== Input records ==
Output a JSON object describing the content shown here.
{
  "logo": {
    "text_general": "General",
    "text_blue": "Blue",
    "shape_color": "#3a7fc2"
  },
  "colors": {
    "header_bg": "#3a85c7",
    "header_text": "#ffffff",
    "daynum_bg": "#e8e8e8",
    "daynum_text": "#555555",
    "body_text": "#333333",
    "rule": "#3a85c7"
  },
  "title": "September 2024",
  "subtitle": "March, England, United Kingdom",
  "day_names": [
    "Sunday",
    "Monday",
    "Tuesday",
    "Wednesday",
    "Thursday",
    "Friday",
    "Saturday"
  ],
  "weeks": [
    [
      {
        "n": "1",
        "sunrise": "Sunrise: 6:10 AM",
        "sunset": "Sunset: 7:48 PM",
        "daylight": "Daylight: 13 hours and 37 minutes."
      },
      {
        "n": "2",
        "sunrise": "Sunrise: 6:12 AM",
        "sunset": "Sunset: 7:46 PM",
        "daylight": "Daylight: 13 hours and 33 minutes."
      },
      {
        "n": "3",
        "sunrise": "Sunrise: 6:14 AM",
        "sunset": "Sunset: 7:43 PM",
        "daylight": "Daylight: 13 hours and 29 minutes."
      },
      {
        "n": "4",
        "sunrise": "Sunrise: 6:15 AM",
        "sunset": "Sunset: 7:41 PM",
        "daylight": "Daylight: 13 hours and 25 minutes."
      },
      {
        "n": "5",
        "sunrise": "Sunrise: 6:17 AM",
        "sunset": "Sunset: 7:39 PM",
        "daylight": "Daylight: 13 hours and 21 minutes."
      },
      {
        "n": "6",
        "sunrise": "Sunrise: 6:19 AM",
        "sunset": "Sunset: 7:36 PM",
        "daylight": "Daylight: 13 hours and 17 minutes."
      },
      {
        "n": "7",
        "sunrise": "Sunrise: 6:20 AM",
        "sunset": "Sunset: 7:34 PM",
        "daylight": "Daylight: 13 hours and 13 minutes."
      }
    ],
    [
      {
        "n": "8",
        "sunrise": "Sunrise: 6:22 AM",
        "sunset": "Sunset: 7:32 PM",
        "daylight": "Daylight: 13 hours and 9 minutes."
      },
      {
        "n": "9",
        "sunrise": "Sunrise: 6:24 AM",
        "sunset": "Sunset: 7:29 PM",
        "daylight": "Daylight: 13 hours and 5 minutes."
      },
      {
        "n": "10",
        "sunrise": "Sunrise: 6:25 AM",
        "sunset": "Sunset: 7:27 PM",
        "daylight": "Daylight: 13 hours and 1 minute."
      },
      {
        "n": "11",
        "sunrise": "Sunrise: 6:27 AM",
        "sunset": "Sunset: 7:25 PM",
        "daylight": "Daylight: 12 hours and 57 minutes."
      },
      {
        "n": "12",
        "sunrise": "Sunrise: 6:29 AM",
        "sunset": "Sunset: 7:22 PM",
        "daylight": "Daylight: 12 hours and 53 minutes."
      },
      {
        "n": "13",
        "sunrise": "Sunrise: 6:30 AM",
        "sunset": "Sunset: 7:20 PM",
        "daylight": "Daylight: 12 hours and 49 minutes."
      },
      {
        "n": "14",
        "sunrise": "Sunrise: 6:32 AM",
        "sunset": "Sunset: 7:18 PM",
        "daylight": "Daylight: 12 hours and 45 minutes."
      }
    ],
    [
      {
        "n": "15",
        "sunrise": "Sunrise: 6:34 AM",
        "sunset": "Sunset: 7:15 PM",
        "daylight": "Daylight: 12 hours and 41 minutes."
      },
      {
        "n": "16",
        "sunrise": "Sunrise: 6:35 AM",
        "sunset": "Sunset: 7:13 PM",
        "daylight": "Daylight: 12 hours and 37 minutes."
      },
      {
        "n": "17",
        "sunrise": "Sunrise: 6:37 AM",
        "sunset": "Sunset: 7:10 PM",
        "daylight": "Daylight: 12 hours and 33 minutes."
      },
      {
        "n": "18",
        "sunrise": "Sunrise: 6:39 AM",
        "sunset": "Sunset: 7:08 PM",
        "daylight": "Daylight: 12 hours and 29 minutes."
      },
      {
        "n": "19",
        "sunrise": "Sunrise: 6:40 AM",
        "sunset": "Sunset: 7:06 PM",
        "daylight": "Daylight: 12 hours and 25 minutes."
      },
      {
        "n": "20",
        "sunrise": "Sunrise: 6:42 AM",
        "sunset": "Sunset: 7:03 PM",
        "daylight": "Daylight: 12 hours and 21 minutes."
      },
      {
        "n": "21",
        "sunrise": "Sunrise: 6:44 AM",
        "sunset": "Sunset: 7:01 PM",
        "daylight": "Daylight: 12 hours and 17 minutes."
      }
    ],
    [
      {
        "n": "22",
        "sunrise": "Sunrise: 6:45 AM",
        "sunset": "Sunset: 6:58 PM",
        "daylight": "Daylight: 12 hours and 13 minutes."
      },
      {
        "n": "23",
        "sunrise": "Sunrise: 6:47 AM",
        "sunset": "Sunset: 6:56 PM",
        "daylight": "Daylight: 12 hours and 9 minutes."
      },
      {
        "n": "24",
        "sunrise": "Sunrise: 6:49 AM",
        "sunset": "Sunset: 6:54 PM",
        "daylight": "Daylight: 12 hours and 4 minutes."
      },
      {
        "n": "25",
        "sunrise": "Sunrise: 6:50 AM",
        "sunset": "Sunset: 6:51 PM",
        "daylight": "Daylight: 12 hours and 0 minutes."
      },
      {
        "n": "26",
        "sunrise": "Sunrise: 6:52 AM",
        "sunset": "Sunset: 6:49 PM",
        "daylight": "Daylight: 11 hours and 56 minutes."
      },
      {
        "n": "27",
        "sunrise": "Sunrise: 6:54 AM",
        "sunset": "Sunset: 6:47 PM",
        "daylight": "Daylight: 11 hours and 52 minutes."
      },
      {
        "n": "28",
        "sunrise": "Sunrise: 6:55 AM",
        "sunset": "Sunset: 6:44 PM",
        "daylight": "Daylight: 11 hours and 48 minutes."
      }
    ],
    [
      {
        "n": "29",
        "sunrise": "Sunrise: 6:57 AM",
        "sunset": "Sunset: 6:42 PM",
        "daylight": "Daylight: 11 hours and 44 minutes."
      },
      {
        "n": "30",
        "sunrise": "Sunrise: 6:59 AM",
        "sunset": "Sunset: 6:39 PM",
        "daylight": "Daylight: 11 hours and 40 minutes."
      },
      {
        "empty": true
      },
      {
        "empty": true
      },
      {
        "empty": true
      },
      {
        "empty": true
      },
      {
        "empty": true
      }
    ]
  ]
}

== Task description ==
Send back all of the entries exactly, with nothing missing.

== Task answer ==
Output a JSON object describing the content shown here.
{
  "logo": {
    "text_general": "General",
    "text_blue": "Blue",
    "shape_color": "#3a7fc2"
  },
  "colors": {
    "header_bg": "#3a85c7",
    "header_text": "#ffffff",
    "daynum_bg": "#e8e8e8",
    "daynum_text": "#555555",
    "body_text": "#333333",
    "rule": "#3a85c7"
  },
  "title": "September 2024",
  "subtitle": "March, England, United Kingdom",
  "day_names": [
    "Sunday",
    "Monday",
    "Tuesday",
    "Wednesday",
    "Thursday",
    "Friday",
    "Saturday"
  ],
  "weeks": [
    [
      {
        "n": "1",
        "sunrise": "Sunrise: 6:10 AM",
        "sunset": "Sunset: 7:48 PM",
        "daylight": "Daylight: 13 hours and 37 minutes."
      },
      {
        "n": "2",
        "sunrise": "Sunrise: 6:12 AM",
        "sunset": "Sunset: 7:46 PM",
        "daylight": "Daylight: 13 hours and 33 minutes."
      },
      {
        "n": "3",
        "sunrise": "Sunrise: 6:14 AM",
        "sunset": "Sunset: 7:43 PM",
        "daylight": "Daylight: 13 hours and 29 minutes."
      },
      {
        "n": "4",
        "sunrise": "Sunrise: 6:15 AM",
        "sunset": "Sunset: 7:41 PM",
        "daylight": "Daylight: 13 hours and 25 minutes."
      },
      {
        "n": "5",
        "sunrise": "Sunrise: 6:17 AM",
        "sunset": "Sunset: 7:39 PM",
        "daylight": "Daylight: 13 hours and 21 minutes."
      },
      {
        "n": "6",
        "sunrise": "Sunrise: 6:19 AM",
        "sunset": "Sunset: 7:36 PM",
        "daylight": "Daylight: 13 hours and 17 minutes."
      },
      {
        "n": "7",
        "sunrise": "Sunrise: 6:20 AM",
        "sunset": "Sunset: 7:34 PM",
        "daylight": "Daylight: 13 hours and 13 minutes."
      }
    ],
    [
      {
        "n": "8",
        "sunrise": "Sunrise: 6:22 AM",
        "sunset": "Sunset: 7:32 PM",
        "daylight": "Daylight: 13 hours and 9 minutes."
      },
      {
        "n": "9",
        "sunrise": "Sunrise: 6:24 AM",
        "sunset": "Sunset: 7:29 PM",
        "daylight": "Daylight: 13 hours and 5 minutes."
      },
      {
        "n": "10",
        "sunrise": "Sunrise: 6:25 AM",
        "sunset": "Sunset: 7:27 PM",
        "daylight": "Daylight: 13 hours and 1 minute."
      },
      {
        "n": "11",
        "sunrise": "Sunrise: 6:27 AM",
        "sunset": "Sunset: 7:25 PM",
        "daylight": "Daylight: 12 hours and 57 minutes."
      },
      {
        "n": "12",
        "sunrise": "Sunrise: 6:29 AM",
        "sunset": "Sunset: 7:22 PM",
        "daylight": "Daylight: 12 hours and 53 minutes."
      },
      {
        "n": "13",
        "sunrise": "Sunrise: 6:30 AM",
        "sunset": "Sunset: 7:20 PM",
        "daylight": "Daylight: 12 hours and 49 minutes."
      },
      {
        "n": "14",
        "sunrise": "Sunrise: 6:32 AM",
        "sunset": "Sunset: 7:18 PM",
        "daylight": "Daylight: 12 hours and 45 minutes."
      }
    ],
    [
      {
        "n": "15",
        "sunrise": "Sunrise: 6:34 AM",
        "sunset": "Sunset: 7:15 PM",
        "daylight": "Daylight: 12 hours and 41 minutes."
      },
      {
        "n": "16",
        "sunrise": "Sunrise: 6:35 AM",
        "sunset": "Sunset: 7:13 PM",
        "daylight": "Daylight: 12 hours and 37 minutes."
      },
      {
        "n": "17",
        "sunrise": "Sunrise: 6:37 AM",
        "sunset": "Sunset: 7:10 PM",
        "daylight": "Daylight: 12 hours and 33 minutes."
      },
      {
        "n": "18",
        "sunrise": "Sunrise: 6:39 AM",
        "sunset": "Sunset: 7:08 PM",
        "daylight": "Daylight: 12 hours and 29 minutes."
      },
      {
        "n": "19",
        "sunrise": "Sunrise: 6:40 AM",
        "sunset": "Sunset: 7:06 PM",
        "daylight": "Daylight: 12 hours and 25 minutes."
      },
      {
        "n": "20",
        "sunrise": "Sunrise: 6:42 AM",
        "sunset": "Sunset: 7:03 PM",
        "daylight": "Daylight: 12 hours and 21 minutes."
      },
      {
        "n": "21",
        "sunrise": "Sunrise: 6:44 AM",
        "sunset": "Sunset: 7:01 PM",
        "daylight": "Daylight: 12 hours and 17 minutes."
      }
    ],
    [
      {
        "n": "22",
        "sunrise": "Sunrise: 6:45 AM",
        "sunset": "Sunset: 6:58 PM",
        "daylight": "Daylight: 12 hours and 13 minutes."
      },
      {
        "n": "23",
        "sunrise": "Sunrise: 6:47 AM",
        "sunset": "Sunset: 6:56 PM",
        "daylight": "Daylight: 12 hours and 9 minutes."
      },
      {
        "n": "24",
        "sunrise": "Sunrise: 6:49 AM",
        "sunset": "Sunset: 6:54 PM",
        "daylight": "Daylight: 12 hours and 4 minutes."
      },
      {
        "n": "25",
        "sunrise": "Sunrise: 6:50 AM",
        "sunset": "Sunset: 6:51 PM",
        "daylight": "Daylight: 12 hours and 0 minutes."
      },
      {
        "n": "26",
        "sunrise": "Sunrise: 6:52 AM",
        "sunset": "Sunset: 6:49 PM",
        "daylight": "Daylight: 11 hours and 56 minutes."
      },
      {
        "n": "27",
        "sunrise": "Sunrise: 6:54 AM",
        "sunset": "Sunset: 6:47 PM",
        "daylight": "Daylight: 11 hours and 52 minutes."
      },
      {
        "n": "28",
        "sunrise": "Sunrise: 6:55 AM",
        "sunset": "Sunset: 6:44 PM",
        "daylight": "Daylight: 11 hours and 48 minutes."
      }
    ],
    [
      {
        "n": "29",
        "sunrise": "Sunrise: 6:57 AM",
        "sunset": "Sunset: 6:42 PM",
        "daylight": "Daylight: 11 hours and 44 minutes."
      },
      {
        "n": "30",
        "sunrise": "Sunrise: 6:59 AM",
        "sunset": "Sunset: 6:39 PM",
        "daylight": "Daylight: 11 hours and 40 minutes."
      },
      {
        "empty": true
      },
      {
        "empty": true
      },
      {
        "empty": true
      },
      {
        "empty": true
      },
      {
        "empty": true
      }
    ]
  ]
}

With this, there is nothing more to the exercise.